> _DATA LISTING_
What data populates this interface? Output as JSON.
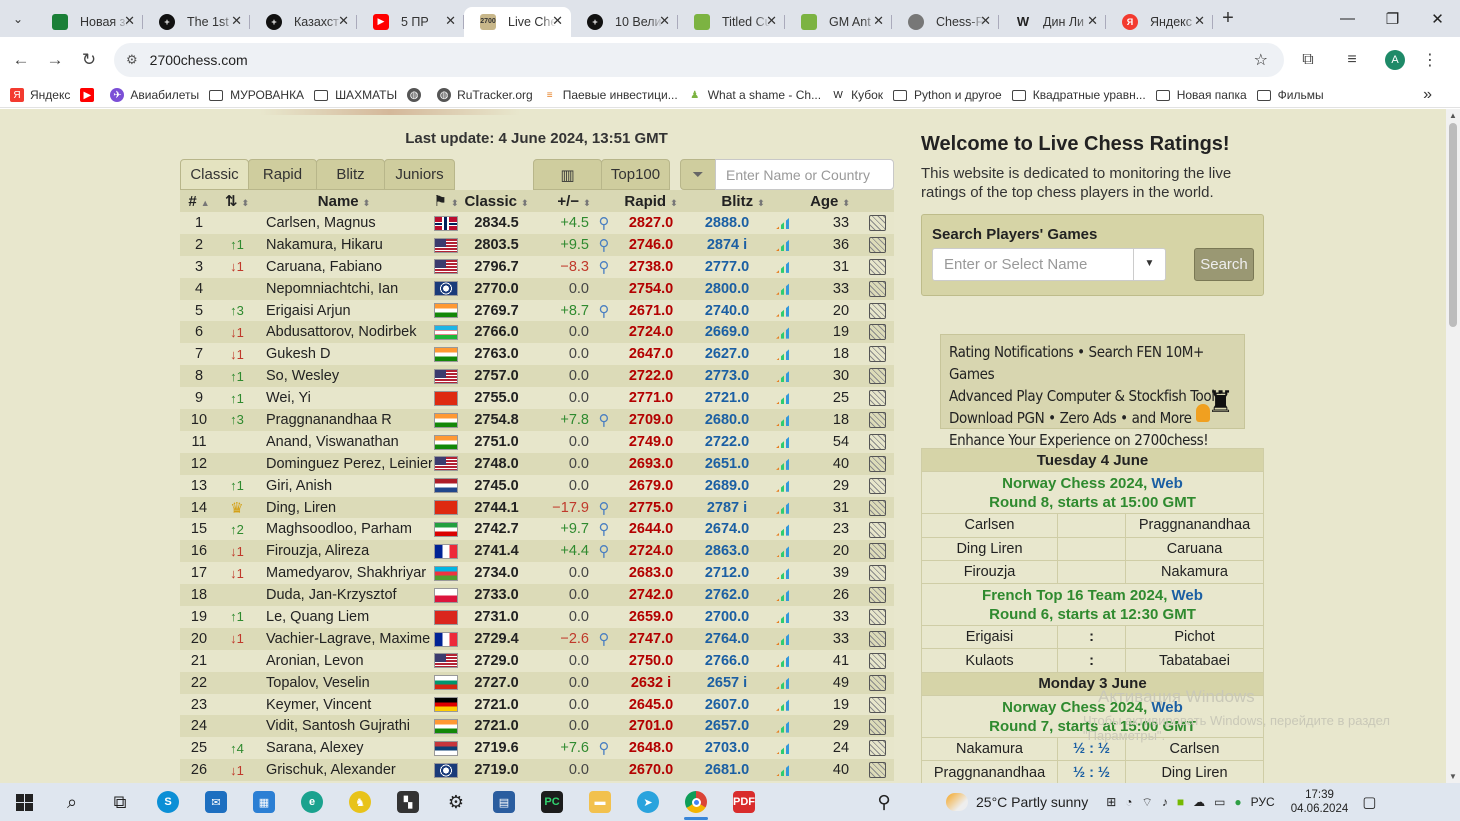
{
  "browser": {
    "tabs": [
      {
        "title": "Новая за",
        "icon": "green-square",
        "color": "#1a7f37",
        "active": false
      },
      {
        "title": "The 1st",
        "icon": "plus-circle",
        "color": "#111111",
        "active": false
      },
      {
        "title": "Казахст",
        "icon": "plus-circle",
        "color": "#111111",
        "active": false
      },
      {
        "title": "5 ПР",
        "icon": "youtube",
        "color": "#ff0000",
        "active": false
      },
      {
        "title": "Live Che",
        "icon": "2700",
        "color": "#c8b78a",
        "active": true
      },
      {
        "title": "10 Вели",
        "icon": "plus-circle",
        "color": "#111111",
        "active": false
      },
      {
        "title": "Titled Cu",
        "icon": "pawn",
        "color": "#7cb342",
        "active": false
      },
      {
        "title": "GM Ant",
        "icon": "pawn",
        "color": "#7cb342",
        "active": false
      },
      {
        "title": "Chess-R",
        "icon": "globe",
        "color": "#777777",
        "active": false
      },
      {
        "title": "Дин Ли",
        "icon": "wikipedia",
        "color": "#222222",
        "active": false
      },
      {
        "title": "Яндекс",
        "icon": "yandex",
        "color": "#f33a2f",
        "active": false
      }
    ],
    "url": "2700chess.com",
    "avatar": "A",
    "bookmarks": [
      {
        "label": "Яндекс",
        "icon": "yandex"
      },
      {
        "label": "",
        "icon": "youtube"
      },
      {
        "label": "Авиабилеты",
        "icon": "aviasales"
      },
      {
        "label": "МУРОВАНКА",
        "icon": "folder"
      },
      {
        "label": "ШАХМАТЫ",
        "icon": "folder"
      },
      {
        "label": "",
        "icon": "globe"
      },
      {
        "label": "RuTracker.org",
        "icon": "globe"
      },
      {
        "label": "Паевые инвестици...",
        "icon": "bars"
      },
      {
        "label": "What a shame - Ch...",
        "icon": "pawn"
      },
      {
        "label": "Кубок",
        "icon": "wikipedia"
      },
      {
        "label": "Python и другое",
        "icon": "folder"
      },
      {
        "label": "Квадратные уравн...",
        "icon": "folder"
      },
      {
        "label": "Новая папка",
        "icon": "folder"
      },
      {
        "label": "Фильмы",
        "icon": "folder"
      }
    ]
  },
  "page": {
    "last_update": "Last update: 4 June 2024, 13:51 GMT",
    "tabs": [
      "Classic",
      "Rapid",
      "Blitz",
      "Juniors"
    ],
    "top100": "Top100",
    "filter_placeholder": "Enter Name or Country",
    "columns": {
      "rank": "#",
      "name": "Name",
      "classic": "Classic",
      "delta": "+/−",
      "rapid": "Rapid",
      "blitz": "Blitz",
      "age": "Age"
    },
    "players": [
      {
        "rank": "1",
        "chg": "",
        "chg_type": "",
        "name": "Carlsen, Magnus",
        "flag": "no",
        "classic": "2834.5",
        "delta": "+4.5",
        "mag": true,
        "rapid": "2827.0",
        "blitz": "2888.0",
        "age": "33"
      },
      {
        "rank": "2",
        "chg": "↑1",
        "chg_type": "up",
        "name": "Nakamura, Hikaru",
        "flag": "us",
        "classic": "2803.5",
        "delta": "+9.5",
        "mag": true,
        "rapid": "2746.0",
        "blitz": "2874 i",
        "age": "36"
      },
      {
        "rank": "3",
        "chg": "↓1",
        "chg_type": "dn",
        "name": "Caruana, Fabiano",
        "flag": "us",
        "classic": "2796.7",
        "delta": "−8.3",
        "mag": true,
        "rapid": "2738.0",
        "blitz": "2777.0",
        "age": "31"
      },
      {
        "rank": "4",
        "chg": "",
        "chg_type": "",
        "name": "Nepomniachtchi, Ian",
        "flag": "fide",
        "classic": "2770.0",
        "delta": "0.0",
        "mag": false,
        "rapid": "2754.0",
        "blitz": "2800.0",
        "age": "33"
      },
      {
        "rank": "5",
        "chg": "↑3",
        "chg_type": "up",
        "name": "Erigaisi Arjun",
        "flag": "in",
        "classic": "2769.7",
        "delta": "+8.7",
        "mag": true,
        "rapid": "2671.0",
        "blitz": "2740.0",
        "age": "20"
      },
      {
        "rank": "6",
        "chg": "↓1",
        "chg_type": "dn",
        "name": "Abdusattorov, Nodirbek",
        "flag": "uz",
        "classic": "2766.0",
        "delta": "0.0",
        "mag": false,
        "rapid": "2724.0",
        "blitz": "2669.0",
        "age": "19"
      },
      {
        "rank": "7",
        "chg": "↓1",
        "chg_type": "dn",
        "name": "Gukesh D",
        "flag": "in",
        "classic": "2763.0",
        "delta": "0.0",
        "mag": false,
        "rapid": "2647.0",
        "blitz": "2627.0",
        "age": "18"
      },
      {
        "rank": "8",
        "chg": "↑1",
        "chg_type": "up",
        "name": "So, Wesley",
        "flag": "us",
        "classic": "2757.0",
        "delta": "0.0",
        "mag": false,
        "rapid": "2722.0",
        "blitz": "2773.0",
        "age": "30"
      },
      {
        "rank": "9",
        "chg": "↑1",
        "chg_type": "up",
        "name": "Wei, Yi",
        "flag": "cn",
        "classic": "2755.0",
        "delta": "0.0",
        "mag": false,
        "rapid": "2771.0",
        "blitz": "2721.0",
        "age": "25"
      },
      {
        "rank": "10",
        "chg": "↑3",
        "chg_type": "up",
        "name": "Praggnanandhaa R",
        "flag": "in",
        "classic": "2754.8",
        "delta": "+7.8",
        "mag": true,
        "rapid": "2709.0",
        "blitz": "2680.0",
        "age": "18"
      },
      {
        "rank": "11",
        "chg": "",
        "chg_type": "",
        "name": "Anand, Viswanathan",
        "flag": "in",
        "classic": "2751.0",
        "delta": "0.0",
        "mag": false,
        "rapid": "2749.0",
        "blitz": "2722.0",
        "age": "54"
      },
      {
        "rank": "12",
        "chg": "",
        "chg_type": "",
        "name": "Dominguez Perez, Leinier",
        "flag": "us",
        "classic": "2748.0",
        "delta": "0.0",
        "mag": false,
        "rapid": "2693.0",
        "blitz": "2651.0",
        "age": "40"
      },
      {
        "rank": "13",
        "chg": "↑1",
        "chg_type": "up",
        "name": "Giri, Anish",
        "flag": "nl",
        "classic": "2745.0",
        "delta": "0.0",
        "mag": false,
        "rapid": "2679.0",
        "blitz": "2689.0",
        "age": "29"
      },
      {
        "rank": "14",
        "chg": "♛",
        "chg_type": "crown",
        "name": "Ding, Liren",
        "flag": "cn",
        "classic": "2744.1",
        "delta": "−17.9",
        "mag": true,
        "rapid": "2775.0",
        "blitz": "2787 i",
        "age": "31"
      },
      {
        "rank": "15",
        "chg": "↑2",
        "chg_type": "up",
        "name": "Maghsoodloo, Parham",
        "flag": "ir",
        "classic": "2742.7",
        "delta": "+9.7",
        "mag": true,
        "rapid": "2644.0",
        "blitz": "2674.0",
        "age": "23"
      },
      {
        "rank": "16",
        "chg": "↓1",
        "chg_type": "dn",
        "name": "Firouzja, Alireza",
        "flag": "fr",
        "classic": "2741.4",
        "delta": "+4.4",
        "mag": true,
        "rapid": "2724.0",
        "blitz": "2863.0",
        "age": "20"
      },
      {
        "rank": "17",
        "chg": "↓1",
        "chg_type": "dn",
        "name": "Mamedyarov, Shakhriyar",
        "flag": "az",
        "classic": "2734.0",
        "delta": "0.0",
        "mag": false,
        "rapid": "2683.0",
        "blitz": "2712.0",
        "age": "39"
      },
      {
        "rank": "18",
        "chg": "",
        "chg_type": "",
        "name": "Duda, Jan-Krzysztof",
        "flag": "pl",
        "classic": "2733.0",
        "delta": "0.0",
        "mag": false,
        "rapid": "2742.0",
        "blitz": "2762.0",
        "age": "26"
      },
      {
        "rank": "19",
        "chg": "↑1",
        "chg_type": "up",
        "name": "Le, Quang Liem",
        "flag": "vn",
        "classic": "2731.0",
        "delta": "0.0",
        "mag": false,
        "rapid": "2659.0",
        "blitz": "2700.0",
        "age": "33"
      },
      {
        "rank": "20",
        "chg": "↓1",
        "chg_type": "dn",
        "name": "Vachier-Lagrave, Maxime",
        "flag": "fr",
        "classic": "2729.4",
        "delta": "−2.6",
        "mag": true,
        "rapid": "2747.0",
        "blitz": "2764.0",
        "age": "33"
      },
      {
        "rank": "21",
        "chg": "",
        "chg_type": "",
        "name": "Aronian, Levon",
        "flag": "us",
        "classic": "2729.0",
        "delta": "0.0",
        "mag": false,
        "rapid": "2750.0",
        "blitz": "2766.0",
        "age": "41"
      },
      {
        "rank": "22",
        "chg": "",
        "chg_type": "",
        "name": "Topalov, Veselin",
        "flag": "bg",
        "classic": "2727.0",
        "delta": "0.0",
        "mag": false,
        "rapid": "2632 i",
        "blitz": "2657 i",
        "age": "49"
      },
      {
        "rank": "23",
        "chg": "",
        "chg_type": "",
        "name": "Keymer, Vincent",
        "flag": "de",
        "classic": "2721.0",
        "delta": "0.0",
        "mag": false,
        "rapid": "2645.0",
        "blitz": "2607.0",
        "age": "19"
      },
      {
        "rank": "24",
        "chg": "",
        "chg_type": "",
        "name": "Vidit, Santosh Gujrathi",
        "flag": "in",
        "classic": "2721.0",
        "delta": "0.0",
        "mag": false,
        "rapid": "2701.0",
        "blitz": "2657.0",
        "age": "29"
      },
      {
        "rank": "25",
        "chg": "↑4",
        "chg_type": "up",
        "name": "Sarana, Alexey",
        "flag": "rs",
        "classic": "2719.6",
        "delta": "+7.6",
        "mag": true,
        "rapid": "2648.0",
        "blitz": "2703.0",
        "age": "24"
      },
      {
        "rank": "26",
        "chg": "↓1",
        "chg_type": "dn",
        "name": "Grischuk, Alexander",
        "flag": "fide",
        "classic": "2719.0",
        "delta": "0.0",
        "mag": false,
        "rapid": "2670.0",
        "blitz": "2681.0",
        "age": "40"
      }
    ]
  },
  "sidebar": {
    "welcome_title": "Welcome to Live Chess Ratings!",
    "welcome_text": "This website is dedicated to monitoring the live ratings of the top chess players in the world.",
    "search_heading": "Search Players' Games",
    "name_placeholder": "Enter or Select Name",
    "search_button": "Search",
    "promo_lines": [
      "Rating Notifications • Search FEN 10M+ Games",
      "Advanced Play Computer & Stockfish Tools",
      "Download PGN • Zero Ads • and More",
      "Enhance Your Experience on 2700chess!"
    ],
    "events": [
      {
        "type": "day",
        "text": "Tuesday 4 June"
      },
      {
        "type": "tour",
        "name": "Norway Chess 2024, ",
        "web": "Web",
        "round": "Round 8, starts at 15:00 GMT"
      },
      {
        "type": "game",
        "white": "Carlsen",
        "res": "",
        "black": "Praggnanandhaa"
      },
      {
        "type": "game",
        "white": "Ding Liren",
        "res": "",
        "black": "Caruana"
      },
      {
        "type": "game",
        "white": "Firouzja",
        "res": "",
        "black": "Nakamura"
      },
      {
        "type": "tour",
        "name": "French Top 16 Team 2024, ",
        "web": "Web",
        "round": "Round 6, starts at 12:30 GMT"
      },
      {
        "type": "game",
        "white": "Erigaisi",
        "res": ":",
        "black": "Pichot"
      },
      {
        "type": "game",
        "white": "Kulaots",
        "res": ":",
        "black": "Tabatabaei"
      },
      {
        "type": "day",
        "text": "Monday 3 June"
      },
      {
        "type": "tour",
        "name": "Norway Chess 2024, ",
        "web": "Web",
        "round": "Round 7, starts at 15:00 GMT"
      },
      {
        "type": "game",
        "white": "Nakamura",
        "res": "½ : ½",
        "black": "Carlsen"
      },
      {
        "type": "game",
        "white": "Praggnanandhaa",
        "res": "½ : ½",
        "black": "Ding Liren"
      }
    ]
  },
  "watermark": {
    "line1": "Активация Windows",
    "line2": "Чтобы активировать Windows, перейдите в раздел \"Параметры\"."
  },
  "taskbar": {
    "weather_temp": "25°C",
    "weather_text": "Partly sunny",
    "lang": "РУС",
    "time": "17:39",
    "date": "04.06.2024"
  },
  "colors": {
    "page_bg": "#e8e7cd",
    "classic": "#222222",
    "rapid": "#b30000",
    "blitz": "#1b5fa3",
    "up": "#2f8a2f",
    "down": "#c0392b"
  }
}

> _WORK TO COMPLETE_
Every line containing the string "Erigaisi" must be listed.

> _FINISHED TASK_
        "name": "Erigaisi Arjun",
        "white": "Erigaisi",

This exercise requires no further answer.